# Problem description
Can you quote the records below in full, word for word?
** BEGIN Listed entries **
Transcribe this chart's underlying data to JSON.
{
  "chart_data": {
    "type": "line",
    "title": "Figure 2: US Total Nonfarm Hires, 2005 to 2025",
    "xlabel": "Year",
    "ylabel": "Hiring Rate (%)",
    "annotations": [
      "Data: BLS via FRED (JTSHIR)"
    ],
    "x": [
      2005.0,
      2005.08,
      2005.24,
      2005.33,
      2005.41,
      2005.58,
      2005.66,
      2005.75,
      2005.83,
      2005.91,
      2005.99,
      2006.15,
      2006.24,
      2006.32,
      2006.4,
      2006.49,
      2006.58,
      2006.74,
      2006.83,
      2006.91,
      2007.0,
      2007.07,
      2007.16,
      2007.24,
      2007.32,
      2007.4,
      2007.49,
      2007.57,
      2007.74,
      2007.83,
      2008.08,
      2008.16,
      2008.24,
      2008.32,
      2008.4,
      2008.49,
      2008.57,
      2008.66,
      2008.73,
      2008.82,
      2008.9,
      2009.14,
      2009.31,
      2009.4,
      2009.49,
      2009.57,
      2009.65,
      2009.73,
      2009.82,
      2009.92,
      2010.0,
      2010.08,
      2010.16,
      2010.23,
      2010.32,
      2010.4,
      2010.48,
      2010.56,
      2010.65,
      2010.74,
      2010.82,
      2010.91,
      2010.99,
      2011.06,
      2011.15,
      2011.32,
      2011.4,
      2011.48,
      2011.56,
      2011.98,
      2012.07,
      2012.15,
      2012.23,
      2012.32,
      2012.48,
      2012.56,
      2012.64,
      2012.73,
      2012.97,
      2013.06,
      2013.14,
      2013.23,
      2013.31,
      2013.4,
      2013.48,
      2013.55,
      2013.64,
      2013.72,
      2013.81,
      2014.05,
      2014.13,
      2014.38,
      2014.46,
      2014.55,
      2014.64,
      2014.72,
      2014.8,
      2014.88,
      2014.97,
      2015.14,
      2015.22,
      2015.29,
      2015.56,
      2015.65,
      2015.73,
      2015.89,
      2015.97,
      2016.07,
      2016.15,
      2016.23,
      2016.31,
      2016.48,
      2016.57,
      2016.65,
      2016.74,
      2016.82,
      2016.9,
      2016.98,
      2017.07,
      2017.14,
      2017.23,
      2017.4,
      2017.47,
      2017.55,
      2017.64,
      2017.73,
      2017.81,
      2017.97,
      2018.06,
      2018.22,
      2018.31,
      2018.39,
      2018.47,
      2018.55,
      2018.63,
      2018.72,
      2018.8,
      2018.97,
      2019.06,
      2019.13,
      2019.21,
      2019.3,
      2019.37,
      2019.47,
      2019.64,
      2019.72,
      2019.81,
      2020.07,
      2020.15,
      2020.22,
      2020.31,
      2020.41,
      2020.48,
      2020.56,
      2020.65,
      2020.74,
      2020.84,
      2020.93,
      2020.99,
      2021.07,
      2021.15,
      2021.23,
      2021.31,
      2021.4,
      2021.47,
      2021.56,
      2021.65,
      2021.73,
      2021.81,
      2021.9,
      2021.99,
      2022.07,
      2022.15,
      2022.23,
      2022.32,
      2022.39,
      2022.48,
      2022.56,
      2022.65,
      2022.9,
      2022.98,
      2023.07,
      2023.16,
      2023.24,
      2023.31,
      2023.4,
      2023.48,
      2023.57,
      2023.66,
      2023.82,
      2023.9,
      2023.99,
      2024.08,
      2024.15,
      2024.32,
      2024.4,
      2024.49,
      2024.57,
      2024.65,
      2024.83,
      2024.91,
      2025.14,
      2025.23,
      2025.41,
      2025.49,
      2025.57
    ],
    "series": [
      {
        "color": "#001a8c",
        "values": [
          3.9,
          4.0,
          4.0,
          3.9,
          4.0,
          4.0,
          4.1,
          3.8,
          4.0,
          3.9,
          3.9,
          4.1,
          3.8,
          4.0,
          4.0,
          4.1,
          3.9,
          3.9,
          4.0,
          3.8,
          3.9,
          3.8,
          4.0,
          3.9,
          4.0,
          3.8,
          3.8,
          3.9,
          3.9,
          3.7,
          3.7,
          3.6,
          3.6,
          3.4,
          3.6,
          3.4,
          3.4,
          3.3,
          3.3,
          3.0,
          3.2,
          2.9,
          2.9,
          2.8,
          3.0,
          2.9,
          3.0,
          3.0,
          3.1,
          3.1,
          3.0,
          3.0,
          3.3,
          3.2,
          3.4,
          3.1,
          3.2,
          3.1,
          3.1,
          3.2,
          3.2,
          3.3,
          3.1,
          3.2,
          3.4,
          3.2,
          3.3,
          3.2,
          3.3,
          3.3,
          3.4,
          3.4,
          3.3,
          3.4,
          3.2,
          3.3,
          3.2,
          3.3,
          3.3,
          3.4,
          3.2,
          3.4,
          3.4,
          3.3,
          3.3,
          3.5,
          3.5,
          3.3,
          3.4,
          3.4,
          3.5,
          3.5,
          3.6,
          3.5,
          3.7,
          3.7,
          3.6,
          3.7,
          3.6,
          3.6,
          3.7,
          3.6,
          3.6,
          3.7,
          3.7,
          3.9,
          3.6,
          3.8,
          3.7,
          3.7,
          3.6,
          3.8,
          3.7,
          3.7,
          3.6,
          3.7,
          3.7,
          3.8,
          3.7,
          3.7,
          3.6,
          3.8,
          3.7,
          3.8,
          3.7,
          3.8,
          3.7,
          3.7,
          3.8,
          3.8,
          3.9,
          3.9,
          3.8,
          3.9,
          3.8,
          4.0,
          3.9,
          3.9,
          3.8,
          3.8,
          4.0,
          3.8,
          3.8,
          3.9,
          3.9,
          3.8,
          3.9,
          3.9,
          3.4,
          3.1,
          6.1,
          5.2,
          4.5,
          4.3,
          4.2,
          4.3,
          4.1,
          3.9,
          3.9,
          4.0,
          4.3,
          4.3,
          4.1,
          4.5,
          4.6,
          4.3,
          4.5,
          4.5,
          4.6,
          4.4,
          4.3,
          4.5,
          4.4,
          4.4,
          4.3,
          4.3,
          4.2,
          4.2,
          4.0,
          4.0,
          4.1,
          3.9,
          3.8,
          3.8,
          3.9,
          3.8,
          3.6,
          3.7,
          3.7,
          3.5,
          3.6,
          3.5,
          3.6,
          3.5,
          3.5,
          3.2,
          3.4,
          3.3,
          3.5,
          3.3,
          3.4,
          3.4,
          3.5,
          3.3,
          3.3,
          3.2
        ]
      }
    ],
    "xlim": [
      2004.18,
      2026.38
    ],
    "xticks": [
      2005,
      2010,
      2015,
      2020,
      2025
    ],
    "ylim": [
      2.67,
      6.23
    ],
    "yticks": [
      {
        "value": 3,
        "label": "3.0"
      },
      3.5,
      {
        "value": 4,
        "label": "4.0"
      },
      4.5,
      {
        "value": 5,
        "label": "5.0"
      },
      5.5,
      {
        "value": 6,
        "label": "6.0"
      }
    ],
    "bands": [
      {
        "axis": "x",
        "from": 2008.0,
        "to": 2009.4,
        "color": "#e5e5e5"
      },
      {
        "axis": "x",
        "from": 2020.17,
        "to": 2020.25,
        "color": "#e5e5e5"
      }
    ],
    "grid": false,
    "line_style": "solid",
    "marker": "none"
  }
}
** END Listed entries **
# Result for this task
Transcribe this chart's underlying data to JSON.
{
  "chart_data": {
    "type": "line",
    "title": "Figure 2: US Total Nonfarm Hires, 2005 to 2025",
    "xlabel": "Year",
    "ylabel": "Hiring Rate (%)",
    "annotations": [
      "Data: BLS via FRED (JTSHIR)"
    ],
    "x": [
      2005.0,
      2005.08,
      2005.24,
      2005.33,
      2005.41,
      2005.58,
      2005.66,
      2005.75,
      2005.83,
      2005.91,
      2005.99,
      2006.15,
      2006.24,
      2006.32,
      2006.4,
      2006.49,
      2006.58,
      2006.74,
      2006.83,
      2006.91,
      2007.0,
      2007.07,
      2007.16,
      2007.24,
      2007.32,
      2007.4,
      2007.49,
      2007.57,
      2007.74,
      2007.83,
      2008.08,
      2008.16,
      2008.24,
      2008.32,
      2008.4,
      2008.49,
      2008.57,
      2008.66,
      2008.73,
      2008.82,
      2008.9,
      2009.14,
      2009.31,
      2009.4,
      2009.49,
      2009.57,
      2009.65,
      2009.73,
      2009.82,
      2009.92,
      2010.0,
      2010.08,
      2010.16,
      2010.23,
      2010.32,
      2010.4,
      2010.48,
      2010.56,
      2010.65,
      2010.74,
      2010.82,
      2010.91,
      2010.99,
      2011.06,
      2011.15,
      2011.32,
      2011.4,
      2011.48,
      2011.56,
      2011.98,
      2012.07,
      2012.15,
      2012.23,
      2012.32,
      2012.48,
      2012.56,
      2012.64,
      2012.73,
      2012.97,
      2013.06,
      2013.14,
      2013.23,
      2013.31,
      2013.4,
      2013.48,
      2013.55,
      2013.64,
      2013.72,
      2013.81,
      2014.05,
      2014.13,
      2014.38,
      2014.46,
      2014.55,
      2014.64,
      2014.72,
      2014.8,
      2014.88,
      2014.97,
      2015.14,
      2015.22,
      2015.29,
      2015.56,
      2015.65,
      2015.73,
      2015.89,
      2015.97,
      2016.07,
      2016.15,
      2016.23,
      2016.31,
      2016.48,
      2016.57,
      2016.65,
      2016.74,
      2016.82,
      2016.9,
      2016.98,
      2017.07,
      2017.14,
      2017.23,
      2017.4,
      2017.47,
      2017.55,
      2017.64,
      2017.73,
      2017.81,
      2017.97,
      2018.06,
      2018.22,
      2018.31,
      2018.39,
      2018.47,
      2018.55,
      2018.63,
      2018.72,
      2018.8,
      2018.97,
      2019.06,
      2019.13,
      2019.21,
      2019.3,
      2019.37,
      2019.47,
      2019.64,
      2019.72,
      2019.81,
      2020.07,
      2020.15,
      2020.22,
      2020.31,
      2020.41,
      2020.48,
      2020.56,
      2020.65,
      2020.74,
      2020.84,
      2020.93,
      2020.99,
      2021.07,
      2021.15,
      2021.23,
      2021.31,
      2021.4,
      2021.47,
      2021.56,
      2021.65,
      2021.73,
      2021.81,
      2021.9,
      2021.99,
      2022.07,
      2022.15,
      2022.23,
      2022.32,
      2022.39,
      2022.48,
      2022.56,
      2022.65,
      2022.9,
      2022.98,
      2023.07,
      2023.16,
      2023.24,
      2023.31,
      2023.4,
      2023.48,
      2023.57,
      2023.66,
      2023.82,
      2023.9,
      2023.99,
      2024.08,
      2024.15,
      2024.32,
      2024.4,
      2024.49,
      2024.57,
      2024.65,
      2024.83,
      2024.91,
      2025.14,
      2025.23,
      2025.41,
      2025.49,
      2025.57
    ],
    "series": [
      {
        "color": "#001a8c",
        "values": [
          3.9,
          4.0,
          4.0,
          3.9,
          4.0,
          4.0,
          4.1,
          3.8,
          4.0,
          3.9,
          3.9,
          4.1,
          3.8,
          4.0,
          4.0,
          4.1,
          3.9,
          3.9,
          4.0,
          3.8,
          3.9,
          3.8,
          4.0,
          3.9,
          4.0,
          3.8,
          3.8,
          3.9,
          3.9,
          3.7,
          3.7,
          3.6,
          3.6,
          3.4,
          3.6,
          3.4,
          3.4,
          3.3,
          3.3,
          3.0,
          3.2,
          2.9,
          2.9,
          2.8,
          3.0,
          2.9,
          3.0,
          3.0,
          3.1,
          3.1,
          3.0,
          3.0,
          3.3,
          3.2,
          3.4,
          3.1,
          3.2,
          3.1,
          3.1,
          3.2,
          3.2,
          3.3,
          3.1,
          3.2,
          3.4,
          3.2,
          3.3,
          3.2,
          3.3,
          3.3,
          3.4,
          3.4,
          3.3,
          3.4,
          3.2,
          3.3,
          3.2,
          3.3,
          3.3,
          3.4,
          3.2,
          3.4,
          3.4,
          3.3,
          3.3,
          3.5,
          3.5,
          3.3,
          3.4,
          3.4,
          3.5,
          3.5,
          3.6,
          3.5,
          3.7,
          3.7,
          3.6,
          3.7,
          3.6,
          3.6,
          3.7,
          3.6,
          3.6,
          3.7,
          3.7,
          3.9,
          3.6,
          3.8,
          3.7,
          3.7,
          3.6,
          3.8,
          3.7,
          3.7,
          3.6,
          3.7,
          3.7,
          3.8,
          3.7,
          3.7,
          3.6,
          3.8,
          3.7,
          3.8,
          3.7,
          3.8,
          3.7,
          3.7,
          3.8,
          3.8,
          3.9,
          3.9,
          3.8,
          3.9,
          3.8,
          4.0,
          3.9,
          3.9,
          3.8,
          3.8,
          4.0,
          3.8,
          3.8,
          3.9,
          3.9,
          3.8,
          3.9,
          3.9,
          3.4,
          3.1,
          6.1,
          5.2,
          4.5,
          4.3,
          4.2,
          4.3,
          4.1,
          3.9,
          3.9,
          4.0,
          4.3,
          4.3,
          4.1,
          4.5,
          4.6,
          4.3,
          4.5,
          4.5,
          4.6,
          4.4,
          4.3,
          4.5,
          4.4,
          4.4,
          4.3,
          4.3,
          4.2,
          4.2,
          4.0,
          4.0,
          4.1,
          3.9,
          3.8,
          3.8,
          3.9,
          3.8,
          3.6,
          3.7,
          3.7,
          3.5,
          3.6,
          3.5,
          3.6,
          3.5,
          3.5,
          3.2,
          3.4,
          3.3,
          3.5,
          3.3,
          3.4,
          3.4,
          3.5,
          3.3,
          3.3,
          3.2
        ]
      }
    ],
    "xlim": [
      2004.18,
      2026.38
    ],
    "xticks": [
      2005,
      2010,
      2015,
      2020,
      2025
    ],
    "ylim": [
      2.67,
      6.23
    ],
    "yticks": [
      {
        "value": 3,
        "label": "3.0"
      },
      3.5,
      {
        "value": 4,
        "label": "4.0"
      },
      4.5,
      {
        "value": 5,
        "label": "5.0"
      },
      5.5,
      {
        "value": 6,
        "label": "6.0"
      }
    ],
    "bands": [
      {
        "axis": "x",
        "from": 2008.0,
        "to": 2009.4,
        "color": "#e5e5e5"
      },
      {
        "axis": "x",
        "from": 2020.17,
        "to": 2020.25,
        "color": "#e5e5e5"
      }
    ],
    "grid": false,
    "line_style": "solid",
    "marker": "none"
  }
}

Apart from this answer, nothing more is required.